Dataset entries
------------

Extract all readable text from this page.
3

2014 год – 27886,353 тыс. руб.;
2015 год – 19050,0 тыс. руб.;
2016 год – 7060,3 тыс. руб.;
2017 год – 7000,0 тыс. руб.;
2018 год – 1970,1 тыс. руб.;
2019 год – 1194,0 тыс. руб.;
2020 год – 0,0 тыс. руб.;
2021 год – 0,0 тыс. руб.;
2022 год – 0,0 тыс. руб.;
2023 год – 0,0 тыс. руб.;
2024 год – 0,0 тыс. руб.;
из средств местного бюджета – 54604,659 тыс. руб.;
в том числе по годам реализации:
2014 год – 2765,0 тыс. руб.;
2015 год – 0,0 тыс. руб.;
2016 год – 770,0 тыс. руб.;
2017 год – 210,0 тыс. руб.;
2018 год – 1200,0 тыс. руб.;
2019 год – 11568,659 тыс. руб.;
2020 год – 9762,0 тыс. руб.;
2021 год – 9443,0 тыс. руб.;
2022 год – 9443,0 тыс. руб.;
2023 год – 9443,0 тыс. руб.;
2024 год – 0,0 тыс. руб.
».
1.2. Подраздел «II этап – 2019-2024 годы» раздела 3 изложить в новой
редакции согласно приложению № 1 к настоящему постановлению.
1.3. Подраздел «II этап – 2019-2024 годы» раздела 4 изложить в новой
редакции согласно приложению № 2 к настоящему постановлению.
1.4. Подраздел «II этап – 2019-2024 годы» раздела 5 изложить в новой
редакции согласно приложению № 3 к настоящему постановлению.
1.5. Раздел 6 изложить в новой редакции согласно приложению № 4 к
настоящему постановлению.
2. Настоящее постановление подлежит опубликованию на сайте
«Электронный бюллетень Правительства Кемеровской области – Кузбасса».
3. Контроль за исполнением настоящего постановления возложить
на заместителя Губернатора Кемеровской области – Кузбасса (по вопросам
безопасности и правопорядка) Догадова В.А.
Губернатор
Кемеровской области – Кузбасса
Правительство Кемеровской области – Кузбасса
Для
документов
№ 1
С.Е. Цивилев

------------

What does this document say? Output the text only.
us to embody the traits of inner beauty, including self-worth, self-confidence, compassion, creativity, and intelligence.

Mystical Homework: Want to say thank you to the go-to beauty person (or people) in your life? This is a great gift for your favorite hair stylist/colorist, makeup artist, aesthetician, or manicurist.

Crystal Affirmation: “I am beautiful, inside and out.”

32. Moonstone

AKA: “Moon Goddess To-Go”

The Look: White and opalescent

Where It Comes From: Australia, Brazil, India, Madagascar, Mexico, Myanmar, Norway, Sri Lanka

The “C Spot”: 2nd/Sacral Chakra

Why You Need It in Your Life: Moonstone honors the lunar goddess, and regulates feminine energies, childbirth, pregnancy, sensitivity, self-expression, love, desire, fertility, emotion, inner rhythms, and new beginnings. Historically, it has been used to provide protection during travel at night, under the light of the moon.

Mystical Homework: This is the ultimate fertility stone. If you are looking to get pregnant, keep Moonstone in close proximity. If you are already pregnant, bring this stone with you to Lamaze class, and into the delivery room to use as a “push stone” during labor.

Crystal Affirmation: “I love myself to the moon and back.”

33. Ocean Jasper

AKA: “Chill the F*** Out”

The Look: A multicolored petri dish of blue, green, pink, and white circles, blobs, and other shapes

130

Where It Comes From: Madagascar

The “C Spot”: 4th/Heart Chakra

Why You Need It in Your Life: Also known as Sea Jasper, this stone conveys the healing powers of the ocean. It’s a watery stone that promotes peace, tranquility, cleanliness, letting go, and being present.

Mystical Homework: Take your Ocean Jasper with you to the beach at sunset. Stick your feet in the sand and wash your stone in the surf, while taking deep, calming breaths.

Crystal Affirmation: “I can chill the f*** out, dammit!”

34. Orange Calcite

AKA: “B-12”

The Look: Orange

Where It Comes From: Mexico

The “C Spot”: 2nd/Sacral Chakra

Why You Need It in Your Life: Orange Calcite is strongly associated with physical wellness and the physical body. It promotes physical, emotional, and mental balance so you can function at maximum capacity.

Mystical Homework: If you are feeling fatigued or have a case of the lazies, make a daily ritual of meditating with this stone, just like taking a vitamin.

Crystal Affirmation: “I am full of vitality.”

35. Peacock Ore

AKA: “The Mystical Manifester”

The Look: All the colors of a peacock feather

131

------------

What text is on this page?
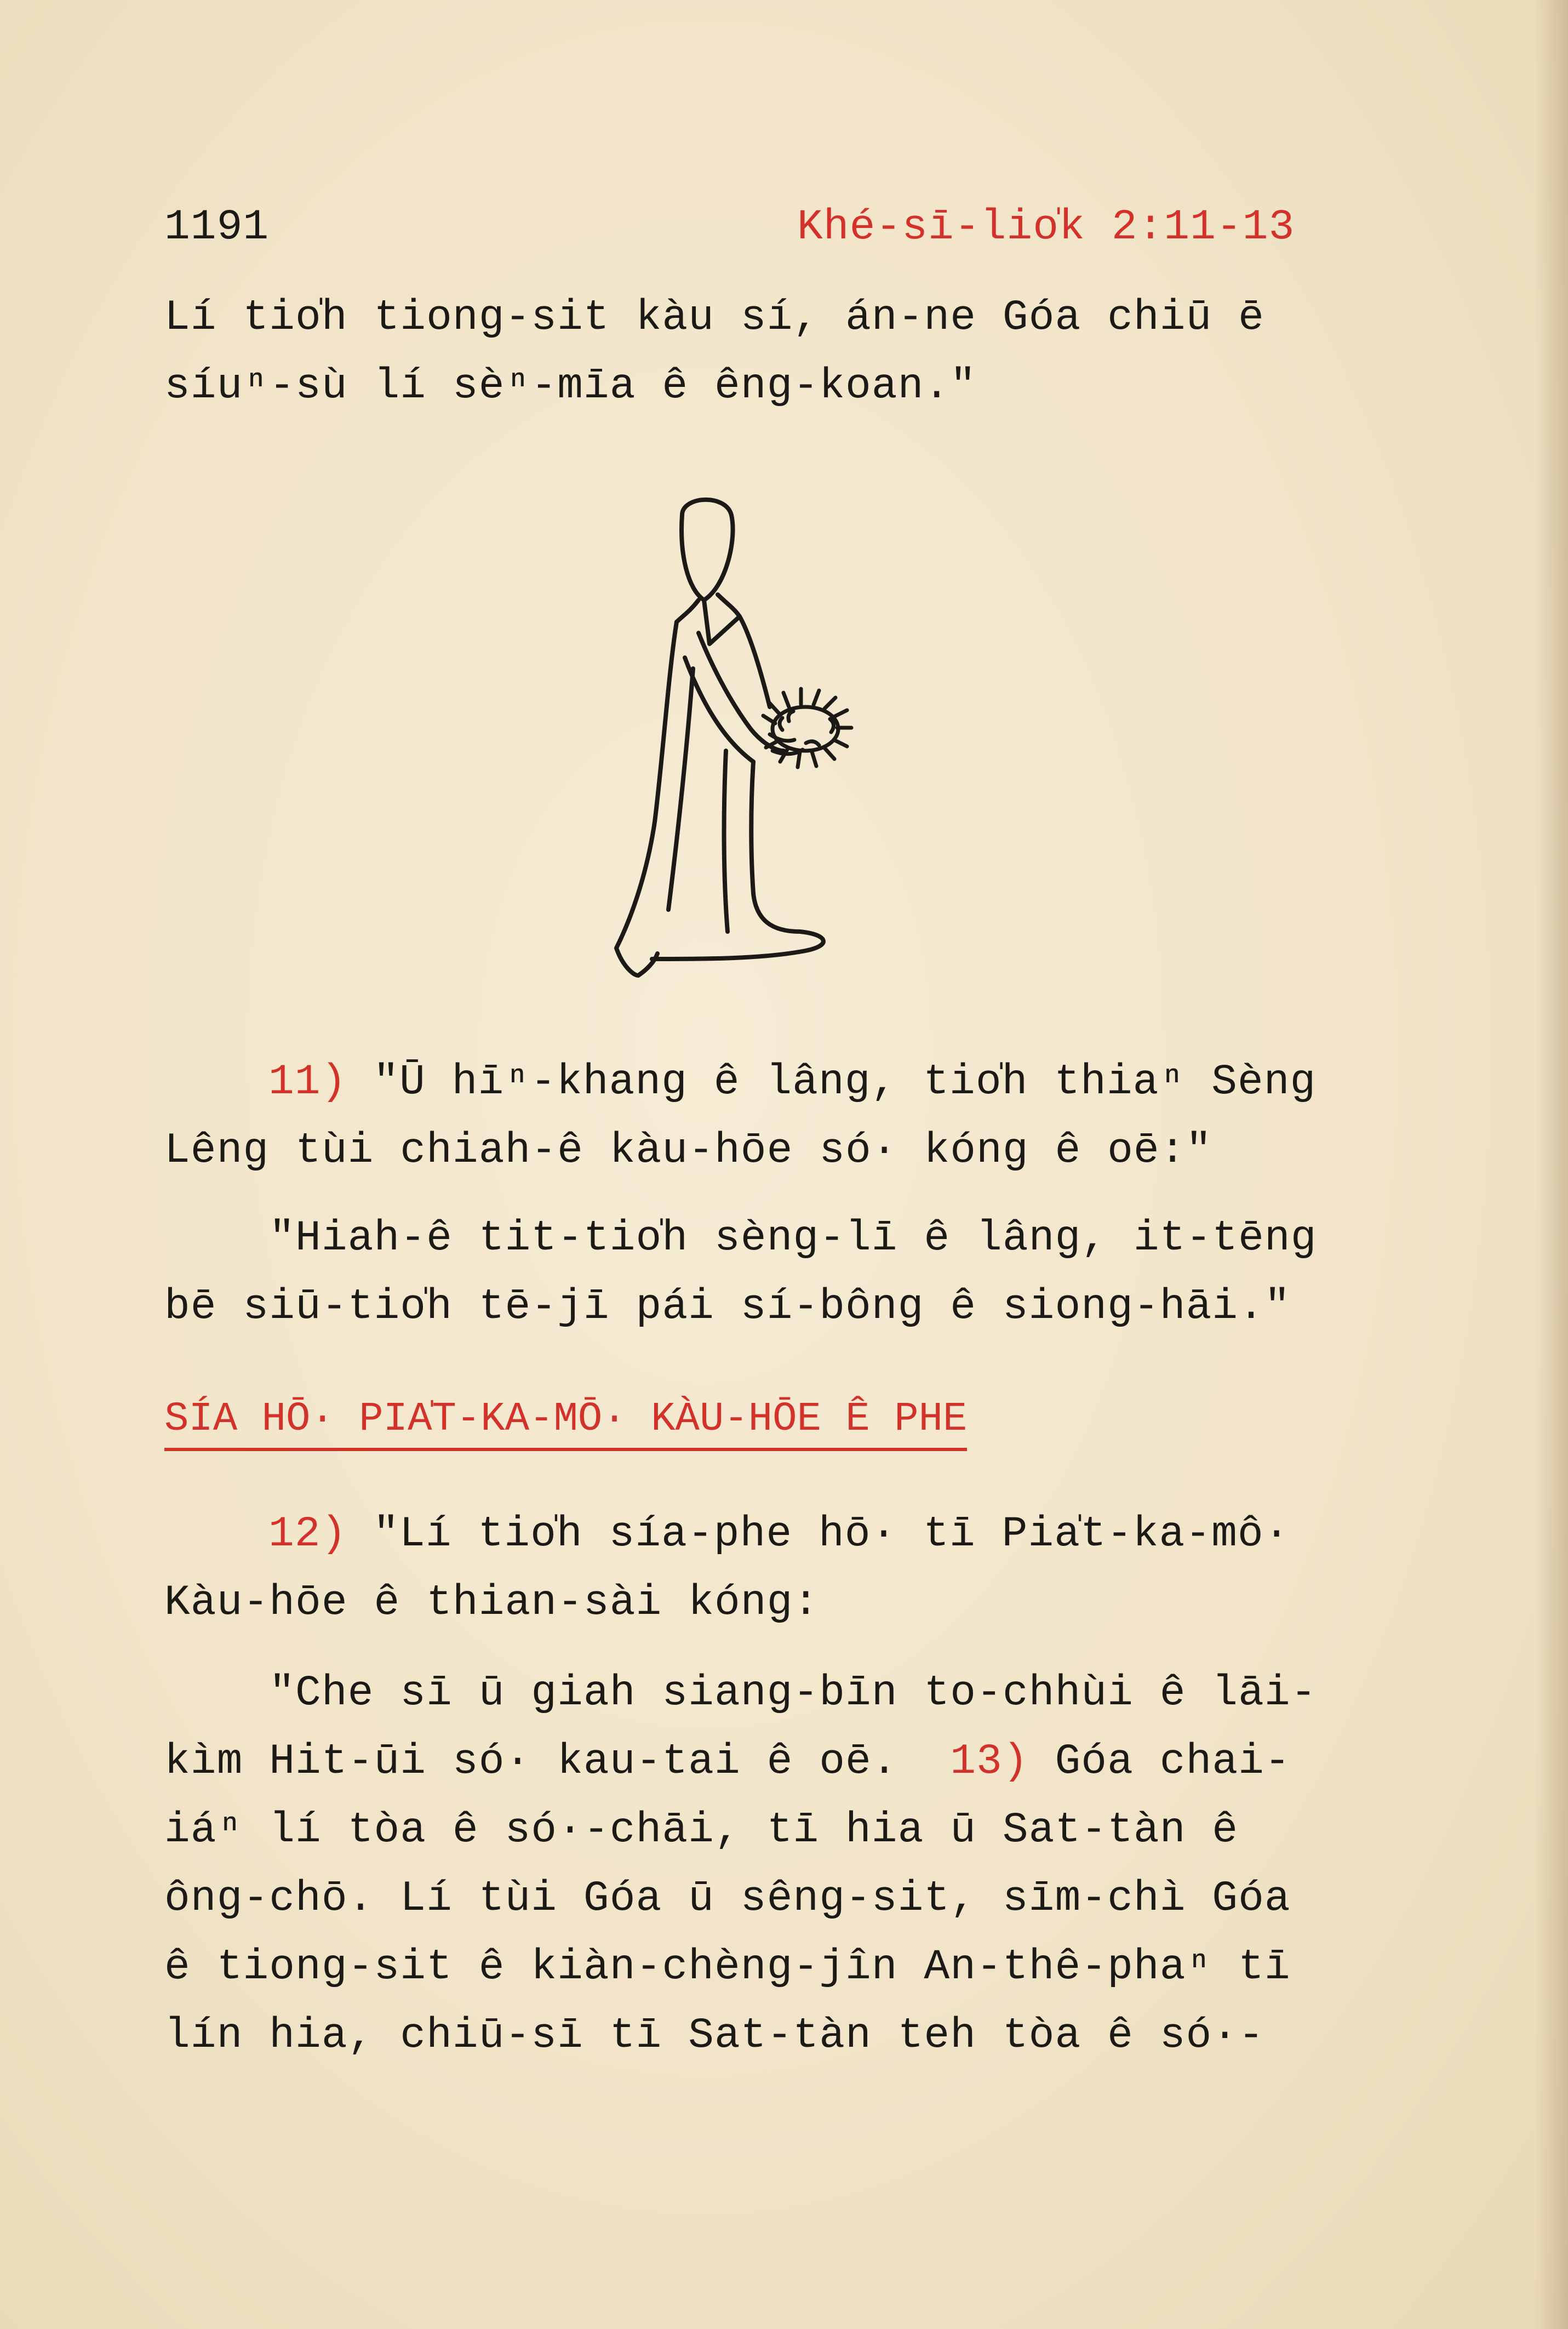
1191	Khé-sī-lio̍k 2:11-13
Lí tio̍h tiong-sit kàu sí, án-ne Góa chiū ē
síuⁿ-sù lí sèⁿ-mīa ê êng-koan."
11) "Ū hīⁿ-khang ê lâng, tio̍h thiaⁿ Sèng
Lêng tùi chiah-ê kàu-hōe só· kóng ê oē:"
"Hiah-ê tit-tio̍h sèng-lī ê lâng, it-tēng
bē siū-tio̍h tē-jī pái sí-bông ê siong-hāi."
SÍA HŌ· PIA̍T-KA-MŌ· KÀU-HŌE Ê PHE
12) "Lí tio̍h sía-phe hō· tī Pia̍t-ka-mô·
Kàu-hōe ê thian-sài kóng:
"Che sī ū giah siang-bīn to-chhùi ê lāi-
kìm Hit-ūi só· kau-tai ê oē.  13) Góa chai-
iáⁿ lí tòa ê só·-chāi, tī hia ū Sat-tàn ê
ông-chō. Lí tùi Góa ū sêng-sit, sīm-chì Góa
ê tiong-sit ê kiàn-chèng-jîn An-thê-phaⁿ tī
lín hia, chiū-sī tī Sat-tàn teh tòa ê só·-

------------

What you should do:
Give only the number of lines in the data that include the string "приложению".

Complete response:
4